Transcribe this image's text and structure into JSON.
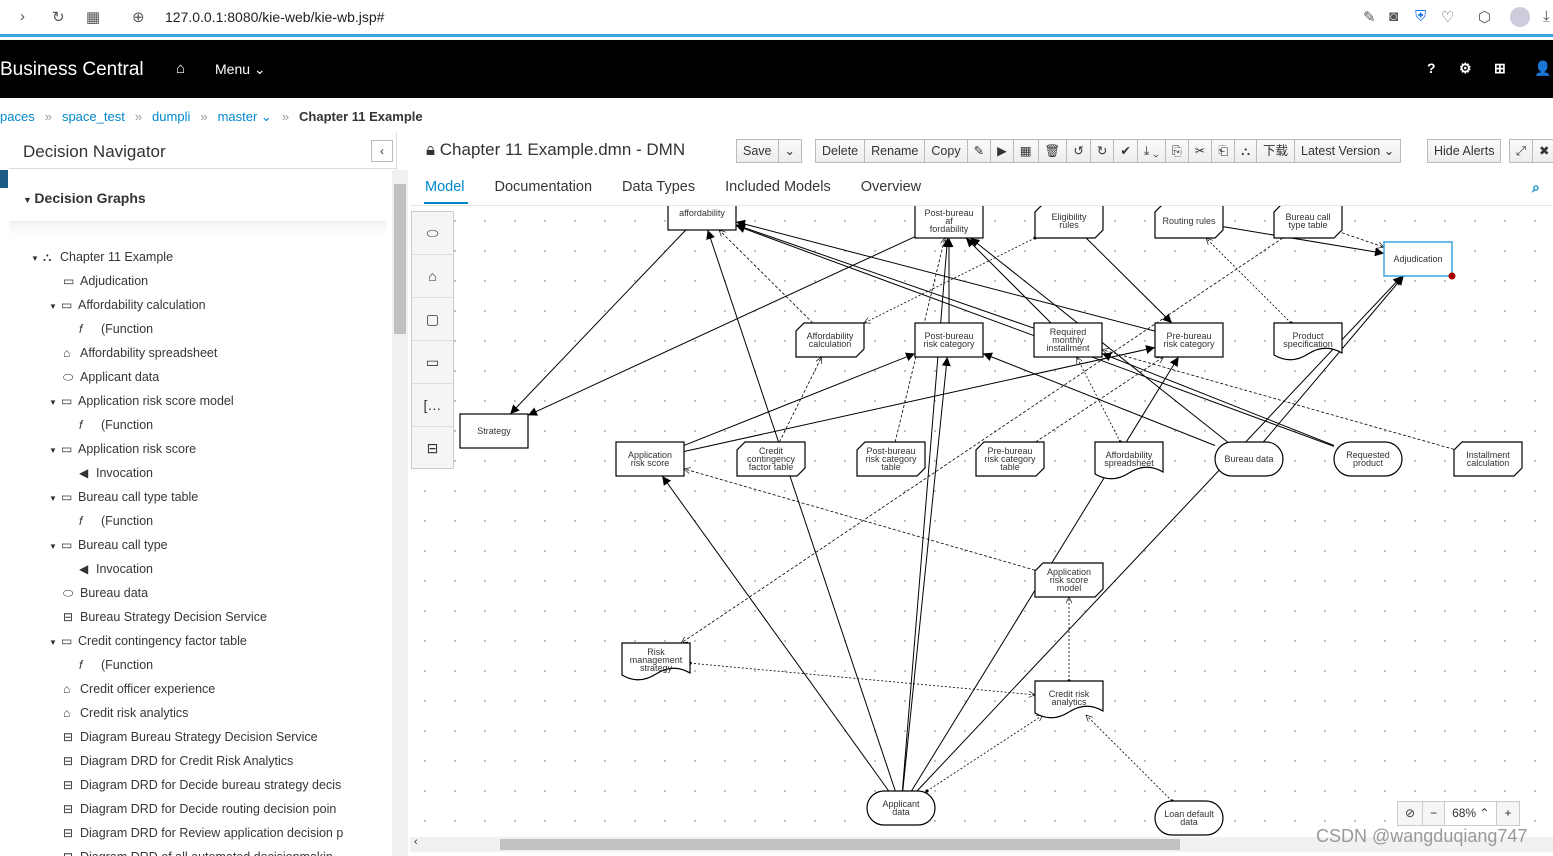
{
  "browser": {
    "url": "127.0.0.1:8080/kie-web/kie-wb.jsp#"
  },
  "header": {
    "brand": "Business Central",
    "menu": "Menu ⌄",
    "help": "?"
  },
  "breadcrumb": [
    "paces",
    "space_test",
    "dumpli",
    "master ⌄",
    "Chapter 11 Example"
  ],
  "navigator": {
    "title": "Decision Navigator",
    "section": "Decision Graphs",
    "items": [
      {
        "label": "Chapter 11 Example",
        "level": 0,
        "caret": true,
        "icon": "⛬"
      },
      {
        "label": "Adjudication",
        "level": 1,
        "icon": "▭"
      },
      {
        "label": "Affordability calculation",
        "level": 1,
        "caret": true,
        "icon": "▭"
      },
      {
        "label": "(Function",
        "level": 2,
        "icon": "𝑓"
      },
      {
        "label": "Affordability spreadsheet",
        "level": 1,
        "icon": "⌂"
      },
      {
        "label": "Applicant data",
        "level": 1,
        "icon": "⬭"
      },
      {
        "label": "Application risk score model",
        "level": 1,
        "caret": true,
        "icon": "▭"
      },
      {
        "label": "(Function",
        "level": 2,
        "icon": "𝑓"
      },
      {
        "label": "Application risk score",
        "level": 1,
        "caret": true,
        "icon": "▭"
      },
      {
        "label": "Invocation",
        "level": 2,
        "icon": "◀"
      },
      {
        "label": "Bureau call type table",
        "level": 1,
        "caret": true,
        "icon": "▭"
      },
      {
        "label": "(Function",
        "level": 2,
        "icon": "𝑓"
      },
      {
        "label": "Bureau call type",
        "level": 1,
        "caret": true,
        "icon": "▭"
      },
      {
        "label": "Invocation",
        "level": 2,
        "icon": "◀"
      },
      {
        "label": "Bureau data",
        "level": 1,
        "icon": "⬭"
      },
      {
        "label": "Bureau Strategy Decision Service",
        "level": 1,
        "icon": "⊟"
      },
      {
        "label": "Credit contingency factor table",
        "level": 1,
        "caret": true,
        "icon": "▭"
      },
      {
        "label": "(Function",
        "level": 2,
        "icon": "𝑓"
      },
      {
        "label": "Credit officer experience",
        "level": 1,
        "icon": "⌂"
      },
      {
        "label": "Credit risk analytics",
        "level": 1,
        "icon": "⌂"
      },
      {
        "label": "Diagram Bureau Strategy Decision Service",
        "level": 1,
        "icon": "⊟"
      },
      {
        "label": "Diagram DRD for Credit Risk Analytics",
        "level": 1,
        "icon": "⊟"
      },
      {
        "label": "Diagram DRD for Decide bureau strategy decis",
        "level": 1,
        "icon": "⊟"
      },
      {
        "label": "Diagram DRD for Decide routing decision poin",
        "level": 1,
        "icon": "⊟"
      },
      {
        "label": "Diagram DRD for Review application decision p",
        "level": 1,
        "icon": "⊟"
      },
      {
        "label": "Diagram DRD of all automated decisionmakin",
        "level": 1,
        "icon": "⊟"
      }
    ]
  },
  "editor": {
    "title": "Chapter 11 Example.dmn - DMN",
    "toolbar1": [
      "Save",
      "⌄"
    ],
    "toolbar2": [
      "Delete",
      "Rename",
      "Copy",
      "✎",
      "▶",
      "▦",
      "🗑",
      "↺",
      "↻",
      "✔",
      "⤓ ⌄",
      "⎘",
      "✂",
      "⎗",
      "⛬",
      "下载",
      "Latest Version ⌄"
    ],
    "toolbar3": [
      "Hide Alerts"
    ],
    "toolbar4": [
      "⤢",
      "✖"
    ],
    "tabs": [
      "Model",
      "Documentation",
      "Data Types",
      "Included Models",
      "Overview"
    ],
    "zoom": "68% ⌃"
  },
  "diagram": {
    "nodes": [
      {
        "id": "saff",
        "label": "affordability",
        "type": "decision"
      },
      {
        "id": "pba",
        "label": "Post-bureau af fordability",
        "type": "decision"
      },
      {
        "id": "elig",
        "label": "Eligibility rules",
        "type": "bkm"
      },
      {
        "id": "rout",
        "label": "Routing rules",
        "type": "bkm"
      },
      {
        "id": "bct",
        "label": "Bureau call type table",
        "type": "bkm"
      },
      {
        "id": "adj",
        "label": "Adjudication",
        "type": "decision",
        "selected": true
      },
      {
        "id": "strat",
        "label": "Strategy",
        "type": "decision"
      },
      {
        "id": "affc",
        "label": "Affordability calculation",
        "type": "bkm"
      },
      {
        "id": "pbrc",
        "label": "Post-bureau risk category",
        "type": "decision"
      },
      {
        "id": "rmi",
        "label": "Required monthly installment",
        "type": "decision"
      },
      {
        "id": "prbrc",
        "label": "Pre-bureau risk category",
        "type": "decision"
      },
      {
        "id": "prod",
        "label": "Product specification",
        "type": "knowledge"
      },
      {
        "id": "ars",
        "label": "Application risk score",
        "type": "decision"
      },
      {
        "id": "ccft",
        "label": "Credit contingency factor table",
        "type": "bkm"
      },
      {
        "id": "pbrct",
        "label": "Post-bureau risk category table",
        "type": "bkm"
      },
      {
        "id": "prbrct",
        "label": "Pre-bureau risk category table",
        "type": "bkm"
      },
      {
        "id": "affs",
        "label": "Affordability spreadsheet",
        "type": "knowledge"
      },
      {
        "id": "bd",
        "label": "Bureau data",
        "type": "input"
      },
      {
        "id": "rp",
        "label": "Requested product",
        "type": "input"
      },
      {
        "id": "ic",
        "label": "Installment calculation",
        "type": "bkm"
      },
      {
        "id": "arsm",
        "label": "Application risk score model",
        "type": "bkm"
      },
      {
        "id": "rms",
        "label": "Risk management strategy",
        "type": "knowledge"
      },
      {
        "id": "cra",
        "label": "Credit risk analytics",
        "type": "knowledge"
      },
      {
        "id": "ad",
        "label": "Applicant data",
        "type": "input"
      },
      {
        "id": "ldd",
        "label": "Loan default data",
        "type": "input"
      }
    ],
    "edges": [
      [
        "ad",
        "saff",
        "info"
      ],
      [
        "ad",
        "pba",
        "info"
      ],
      [
        "ad",
        "pbrc",
        "info"
      ],
      [
        "ad",
        "ars",
        "info"
      ],
      [
        "ad",
        "prbrc",
        "info"
      ],
      [
        "ad",
        "adj",
        "info"
      ],
      [
        "bd",
        "pbrc",
        "info"
      ],
      [
        "bd",
        "adj",
        "info"
      ],
      [
        "bd",
        "pba",
        "info"
      ],
      [
        "rp",
        "rmi",
        "info"
      ],
      [
        "rp",
        "saff",
        "info"
      ],
      [
        "pbrc",
        "pba",
        "info"
      ],
      [
        "rmi",
        "pba",
        "info"
      ],
      [
        "rmi",
        "saff",
        "info"
      ],
      [
        "prbrc",
        "saff",
        "info"
      ],
      [
        "ars",
        "pbrc",
        "info"
      ],
      [
        "ars",
        "prbrc",
        "info"
      ],
      [
        "pba",
        "strat",
        "info"
      ],
      [
        "saff",
        "strat",
        "info"
      ],
      [
        "elig",
        "prbrc",
        "info"
      ],
      [
        "rout",
        "adj",
        "info"
      ],
      [
        "affc",
        "saff",
        "knowledge"
      ],
      [
        "ccft",
        "affc",
        "knowledge"
      ],
      [
        "pbrct",
        "pba",
        "knowledge"
      ],
      [
        "prbrct",
        "prbrc",
        "knowledge"
      ],
      [
        "bct",
        "rms",
        "knowledge"
      ],
      [
        "arsm",
        "ars",
        "knowledge"
      ],
      [
        "ic",
        "rmi",
        "knowledge"
      ],
      [
        "affs",
        "rmi",
        "authority"
      ],
      [
        "prod",
        "rout",
        "authority"
      ],
      [
        "rms",
        "cra",
        "authority"
      ],
      [
        "ldd",
        "cra",
        "authority"
      ],
      [
        "ad",
        "cra",
        "authority"
      ],
      [
        "cra",
        "arsm",
        "authority"
      ],
      [
        "bct",
        "adj",
        "knowledge"
      ],
      [
        "elig",
        "affc",
        "authority"
      ]
    ]
  },
  "watermark": "CSDN @wangduqiang747"
}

━━━━━━━━━━

■ **What you are asked to do**: Copy each line of the data above that holds "Example".

■ **Full answer**:
    "Chapter 11 Example"
        "label": "Chapter 11 Example",
    "title": "Chapter 11 Example.dmn - DMN",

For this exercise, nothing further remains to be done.